→ **The problem**
Will you quote all of the entries, word for word?
•••••
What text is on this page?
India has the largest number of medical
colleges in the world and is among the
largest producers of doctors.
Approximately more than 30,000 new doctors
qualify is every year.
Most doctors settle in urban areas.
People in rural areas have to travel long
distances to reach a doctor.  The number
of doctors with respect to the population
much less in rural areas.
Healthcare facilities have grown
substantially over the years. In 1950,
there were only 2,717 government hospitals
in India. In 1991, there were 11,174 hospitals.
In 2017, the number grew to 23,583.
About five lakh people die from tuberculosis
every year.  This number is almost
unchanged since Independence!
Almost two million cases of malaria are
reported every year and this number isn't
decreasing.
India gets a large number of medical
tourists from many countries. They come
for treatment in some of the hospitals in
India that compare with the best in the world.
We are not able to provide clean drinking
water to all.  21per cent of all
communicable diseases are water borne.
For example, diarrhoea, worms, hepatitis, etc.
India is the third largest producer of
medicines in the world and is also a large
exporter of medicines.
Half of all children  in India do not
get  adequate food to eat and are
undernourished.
•••••
→ **Worked answer**
What text is on this page?
India has the largest number of medical
colleges in the world and is among the
largest producers of doctors.
Approximately more than 30,000 new doctors
qualify is every year.
Most doctors settle in urban areas.
People in rural areas have to travel long
distances to reach a doctor.  The number
of doctors with respect to the population
much less in rural areas.
Healthcare facilities have grown
substantially over the years. In 1950,
there were only 2,717 government hospitals
in India. In 1991, there were 11,174 hospitals.
In 2017, the number grew to 23,583.
About five lakh people die from tuberculosis
every year.  This number is almost
unchanged since Independence!
Almost two million cases of malaria are
reported every year and this number isn't
decreasing.
India gets a large number of medical
tourists from many countries. They come
for treatment in some of the hospitals in
India that compare with the best in the world.
We are not able to provide clean drinking
water to all.  21per cent of all
communicable diseases are water borne.
For example, diarrhoea, worms, hepatitis, etc.
India is the third largest producer of
medicines in the world and is also a large
exporter of medicines.
Half of all children  in India do not
get  adequate food to eat and are
undernourished.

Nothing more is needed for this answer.